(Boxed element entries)
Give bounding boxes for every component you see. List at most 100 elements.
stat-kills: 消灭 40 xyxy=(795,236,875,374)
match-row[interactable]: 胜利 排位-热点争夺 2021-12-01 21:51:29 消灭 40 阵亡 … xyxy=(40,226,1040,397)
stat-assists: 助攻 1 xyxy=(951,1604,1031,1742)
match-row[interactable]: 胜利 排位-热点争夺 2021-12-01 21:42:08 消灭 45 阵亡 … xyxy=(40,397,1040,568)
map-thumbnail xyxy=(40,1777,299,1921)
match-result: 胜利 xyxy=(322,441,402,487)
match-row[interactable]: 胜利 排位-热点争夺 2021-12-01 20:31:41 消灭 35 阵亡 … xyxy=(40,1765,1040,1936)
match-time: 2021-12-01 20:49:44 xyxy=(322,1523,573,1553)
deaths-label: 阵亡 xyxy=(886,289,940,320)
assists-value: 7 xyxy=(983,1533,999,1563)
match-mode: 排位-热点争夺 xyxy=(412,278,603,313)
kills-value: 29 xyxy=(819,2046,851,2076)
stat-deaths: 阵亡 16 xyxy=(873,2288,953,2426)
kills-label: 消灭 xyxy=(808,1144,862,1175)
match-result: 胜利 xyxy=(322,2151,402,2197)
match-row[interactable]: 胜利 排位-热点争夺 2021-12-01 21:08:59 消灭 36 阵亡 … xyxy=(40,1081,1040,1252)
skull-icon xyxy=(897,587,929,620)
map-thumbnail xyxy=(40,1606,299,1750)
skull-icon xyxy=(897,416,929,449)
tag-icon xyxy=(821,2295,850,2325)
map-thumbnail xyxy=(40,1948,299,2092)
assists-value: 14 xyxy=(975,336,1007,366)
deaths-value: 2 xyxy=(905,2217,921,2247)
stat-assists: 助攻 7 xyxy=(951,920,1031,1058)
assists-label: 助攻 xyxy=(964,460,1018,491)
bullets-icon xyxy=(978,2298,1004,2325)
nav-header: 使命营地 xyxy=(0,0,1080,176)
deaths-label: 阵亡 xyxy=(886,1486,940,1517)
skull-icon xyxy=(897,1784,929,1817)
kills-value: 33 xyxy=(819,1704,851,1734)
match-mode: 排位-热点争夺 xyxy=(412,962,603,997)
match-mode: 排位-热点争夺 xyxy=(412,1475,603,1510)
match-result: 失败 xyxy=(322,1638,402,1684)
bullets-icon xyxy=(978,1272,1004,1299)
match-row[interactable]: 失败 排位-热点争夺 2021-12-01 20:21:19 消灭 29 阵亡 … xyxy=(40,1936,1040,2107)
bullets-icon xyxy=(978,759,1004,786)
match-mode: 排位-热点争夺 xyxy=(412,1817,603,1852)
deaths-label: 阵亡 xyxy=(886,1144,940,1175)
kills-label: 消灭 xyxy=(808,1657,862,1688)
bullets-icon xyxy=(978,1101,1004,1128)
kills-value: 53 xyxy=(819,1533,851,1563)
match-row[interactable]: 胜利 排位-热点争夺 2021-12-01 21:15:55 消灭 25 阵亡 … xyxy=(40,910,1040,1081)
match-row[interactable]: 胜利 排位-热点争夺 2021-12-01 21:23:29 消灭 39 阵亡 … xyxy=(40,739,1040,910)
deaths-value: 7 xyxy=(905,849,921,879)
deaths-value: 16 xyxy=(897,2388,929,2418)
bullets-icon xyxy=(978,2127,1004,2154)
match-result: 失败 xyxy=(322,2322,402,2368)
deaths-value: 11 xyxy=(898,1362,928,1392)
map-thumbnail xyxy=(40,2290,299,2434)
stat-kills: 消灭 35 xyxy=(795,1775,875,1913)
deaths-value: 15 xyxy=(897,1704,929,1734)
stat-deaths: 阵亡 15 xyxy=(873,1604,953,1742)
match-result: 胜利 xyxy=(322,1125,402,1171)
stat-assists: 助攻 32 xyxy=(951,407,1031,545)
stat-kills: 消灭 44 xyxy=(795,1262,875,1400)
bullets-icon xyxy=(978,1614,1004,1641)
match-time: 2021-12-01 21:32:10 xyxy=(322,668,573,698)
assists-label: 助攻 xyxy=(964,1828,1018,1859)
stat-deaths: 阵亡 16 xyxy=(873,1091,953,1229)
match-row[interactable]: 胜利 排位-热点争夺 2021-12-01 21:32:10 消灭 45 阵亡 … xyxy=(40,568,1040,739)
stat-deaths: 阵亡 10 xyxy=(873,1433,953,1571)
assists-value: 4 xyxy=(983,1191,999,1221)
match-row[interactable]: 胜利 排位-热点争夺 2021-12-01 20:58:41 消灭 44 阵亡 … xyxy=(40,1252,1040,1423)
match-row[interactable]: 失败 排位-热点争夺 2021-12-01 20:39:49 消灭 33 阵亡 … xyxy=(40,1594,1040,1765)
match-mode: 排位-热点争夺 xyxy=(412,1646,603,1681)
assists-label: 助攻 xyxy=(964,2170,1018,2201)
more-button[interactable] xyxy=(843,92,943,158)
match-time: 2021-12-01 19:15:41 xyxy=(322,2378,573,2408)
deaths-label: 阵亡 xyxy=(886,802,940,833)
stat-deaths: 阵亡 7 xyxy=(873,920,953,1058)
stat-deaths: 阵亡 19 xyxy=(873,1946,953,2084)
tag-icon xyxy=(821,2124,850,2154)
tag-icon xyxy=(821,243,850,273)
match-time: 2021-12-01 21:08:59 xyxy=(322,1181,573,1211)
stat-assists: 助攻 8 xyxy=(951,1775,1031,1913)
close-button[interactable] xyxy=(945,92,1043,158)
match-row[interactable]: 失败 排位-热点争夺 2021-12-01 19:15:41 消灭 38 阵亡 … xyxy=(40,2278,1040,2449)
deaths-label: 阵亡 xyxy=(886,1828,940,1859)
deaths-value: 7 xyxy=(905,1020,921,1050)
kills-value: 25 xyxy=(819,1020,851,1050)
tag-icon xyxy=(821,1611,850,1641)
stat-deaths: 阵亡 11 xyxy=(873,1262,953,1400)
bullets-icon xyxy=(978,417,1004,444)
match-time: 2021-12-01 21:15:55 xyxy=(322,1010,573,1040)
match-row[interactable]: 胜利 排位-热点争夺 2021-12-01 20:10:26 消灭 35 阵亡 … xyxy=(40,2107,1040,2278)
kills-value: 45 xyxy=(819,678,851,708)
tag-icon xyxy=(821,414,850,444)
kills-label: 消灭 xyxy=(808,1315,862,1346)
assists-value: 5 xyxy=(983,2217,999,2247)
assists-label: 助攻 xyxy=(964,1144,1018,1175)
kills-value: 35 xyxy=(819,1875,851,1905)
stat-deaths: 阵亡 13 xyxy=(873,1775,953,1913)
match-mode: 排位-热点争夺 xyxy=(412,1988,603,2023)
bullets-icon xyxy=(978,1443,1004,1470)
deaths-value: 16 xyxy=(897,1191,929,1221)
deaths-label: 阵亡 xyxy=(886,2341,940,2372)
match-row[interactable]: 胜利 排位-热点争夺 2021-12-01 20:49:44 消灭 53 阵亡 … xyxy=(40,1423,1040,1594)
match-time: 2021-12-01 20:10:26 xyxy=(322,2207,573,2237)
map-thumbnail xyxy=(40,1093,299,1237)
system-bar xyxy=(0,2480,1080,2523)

● Goal: Rewrite every line of the items above, replacing each "bullets-icon" with "ammo-icon" and keeping everything else the same.

● Output for this exercise:
Give bounding boxes for every component you see. List at most 100 elements.
stat-kills: 消灭 40 xyxy=(795,236,875,374)
match-row[interactable]: 胜利 排位-热点争夺 2021-12-01 21:51:29 消灭 40 阵亡 … xyxy=(40,226,1040,397)
stat-assists: 助攻 1 xyxy=(951,1604,1031,1742)
match-row[interactable]: 胜利 排位-热点争夺 2021-12-01 21:42:08 消灭 45 阵亡 … xyxy=(40,397,1040,568)
map-thumbnail xyxy=(40,1777,299,1921)
match-result: 胜利 xyxy=(322,441,402,487)
match-row[interactable]: 胜利 排位-热点争夺 2021-12-01 20:31:41 消灭 35 阵亡 … xyxy=(40,1765,1040,1936)
match-time: 2021-12-01 20:49:44 xyxy=(322,1523,573,1553)
deaths-label: 阵亡 xyxy=(886,289,940,320)
assists-value: 7 xyxy=(983,1533,999,1563)
match-mode: 排位-热点争夺 xyxy=(412,278,603,313)
kills-value: 29 xyxy=(819,2046,851,2076)
stat-deaths: 阵亡 16 xyxy=(873,2288,953,2426)
kills-label: 消灭 xyxy=(808,1144,862,1175)
match-result: 胜利 xyxy=(322,2151,402,2197)
match-row[interactable]: 胜利 排位-热点争夺 2021-12-01 21:08:59 消灭 36 阵亡 … xyxy=(40,1081,1040,1252)
skull-icon xyxy=(897,587,929,620)
map-thumbnail xyxy=(40,1606,299,1750)
skull-icon xyxy=(897,416,929,449)
tag-icon xyxy=(821,2295,850,2325)
map-thumbnail xyxy=(40,1948,299,2092)
assists-value: 14 xyxy=(975,336,1007,366)
deaths-value: 2 xyxy=(905,2217,921,2247)
stat-assists: 助攻 7 xyxy=(951,920,1031,1058)
assists-label: 助攻 xyxy=(964,460,1018,491)
ammo-icon xyxy=(978,2298,1004,2325)
nav-header: 使命营地 xyxy=(0,0,1080,176)
deaths-label: 阵亡 xyxy=(886,1486,940,1517)
skull-icon xyxy=(897,1784,929,1817)
kills-value: 33 xyxy=(819,1704,851,1734)
match-mode: 排位-热点争夺 xyxy=(412,962,603,997)
match-mode: 排位-热点争夺 xyxy=(412,1475,603,1510)
match-result: 失败 xyxy=(322,1638,402,1684)
ammo-icon xyxy=(978,1272,1004,1299)
match-row[interactable]: 失败 排位-热点争夺 2021-12-01 20:21:19 消灭 29 阵亡 … xyxy=(40,1936,1040,2107)
ammo-icon xyxy=(978,759,1004,786)
match-mode: 排位-热点争夺 xyxy=(412,1817,603,1852)
deaths-label: 阵亡 xyxy=(886,1144,940,1175)
kills-label: 消灭 xyxy=(808,1657,862,1688)
ammo-icon xyxy=(978,1101,1004,1128)
kills-value: 53 xyxy=(819,1533,851,1563)
match-row[interactable]: 胜利 排位-热点争夺 2021-12-01 21:15:55 消灭 25 阵亡 … xyxy=(40,910,1040,1081)
match-row[interactable]: 胜利 排位-热点争夺 2021-12-01 21:23:29 消灭 39 阵亡 … xyxy=(40,739,1040,910)
deaths-value: 7 xyxy=(905,849,921,879)
deaths-value: 16 xyxy=(897,2388,929,2418)
ammo-icon xyxy=(978,2127,1004,2154)
match-result: 失败 xyxy=(322,2322,402,2368)
deaths-value: 11 xyxy=(898,1362,928,1392)
map-thumbnail xyxy=(40,2290,299,2434)
stat-kills: 消灭 35 xyxy=(795,1775,875,1913)
deaths-value: 15 xyxy=(897,1704,929,1734)
stat-deaths: 阵亡 15 xyxy=(873,1604,953,1742)
match-result: 胜利 xyxy=(322,1125,402,1171)
stat-assists: 助攻 32 xyxy=(951,407,1031,545)
stat-kills: 消灭 44 xyxy=(795,1262,875,1400)
ammo-icon xyxy=(978,1614,1004,1641)
match-time: 2021-12-01 21:32:10 xyxy=(322,668,573,698)
assists-label: 助攻 xyxy=(964,1828,1018,1859)
stat-deaths: 阵亡 16 xyxy=(873,1091,953,1229)
match-row[interactable]: 胜利 排位-热点争夺 2021-12-01 21:32:10 消灭 45 阵亡 … xyxy=(40,568,1040,739)
stat-deaths: 阵亡 10 xyxy=(873,1433,953,1571)
assists-value: 4 xyxy=(983,1191,999,1221)
match-row[interactable]: 胜利 排位-热点争夺 2021-12-01 20:58:41 消灭 44 阵亡 … xyxy=(40,1252,1040,1423)
match-row[interactable]: 失败 排位-热点争夺 2021-12-01 20:39:49 消灭 33 阵亡 … xyxy=(40,1594,1040,1765)
match-mode: 排位-热点争夺 xyxy=(412,1646,603,1681)
assists-label: 助攻 xyxy=(964,2170,1018,2201)
more-button[interactable] xyxy=(843,92,943,158)
match-time: 2021-12-01 19:15:41 xyxy=(322,2378,573,2408)
deaths-label: 阵亡 xyxy=(886,802,940,833)
stat-deaths: 阵亡 7 xyxy=(873,920,953,1058)
stat-deaths: 阵亡 19 xyxy=(873,1946,953,2084)
tag-icon xyxy=(821,2124,850,2154)
tag-icon xyxy=(821,243,850,273)
match-time: 2021-12-01 21:08:59 xyxy=(322,1181,573,1211)
stat-assists: 助攻 8 xyxy=(951,1775,1031,1913)
close-button[interactable] xyxy=(945,92,1043,158)
match-row[interactable]: 失败 排位-热点争夺 2021-12-01 19:15:41 消灭 38 阵亡 … xyxy=(40,2278,1040,2449)
deaths-label: 阵亡 xyxy=(886,1828,940,1859)
deaths-value: 7 xyxy=(905,1020,921,1050)
kills-value: 25 xyxy=(819,1020,851,1050)
tag-icon xyxy=(821,1611,850,1641)
stat-deaths: 阵亡 11 xyxy=(873,1262,953,1400)
ammo-icon xyxy=(978,417,1004,444)
match-time: 2021-12-01 21:15:55 xyxy=(322,1010,573,1040)
match-row[interactable]: 胜利 排位-热点争夺 2021-12-01 20:10:26 消灭 35 阵亡 … xyxy=(40,2107,1040,2278)
kills-value: 45 xyxy=(819,678,851,708)
tag-icon xyxy=(821,414,850,444)
kills-label: 消灭 xyxy=(808,1315,862,1346)
assists-value: 5 xyxy=(983,2217,999,2247)
assists-label: 助攻 xyxy=(964,1144,1018,1175)
kills-value: 35 xyxy=(819,1875,851,1905)
stat-deaths: 阵亡 13 xyxy=(873,1775,953,1913)
match-mode: 排位-热点争夺 xyxy=(412,1988,603,2023)
ammo-icon xyxy=(978,1443,1004,1470)
deaths-value: 16 xyxy=(897,1191,929,1221)
deaths-label: 阵亡 xyxy=(886,2341,940,2372)
match-row[interactable]: 胜利 排位-热点争夺 2021-12-01 20:49:44 消灭 53 阵亡 … xyxy=(40,1423,1040,1594)
match-time: 2021-12-01 20:10:26 xyxy=(322,2207,573,2237)
map-thumbnail xyxy=(40,1093,299,1237)
system-bar xyxy=(0,2480,1080,2523)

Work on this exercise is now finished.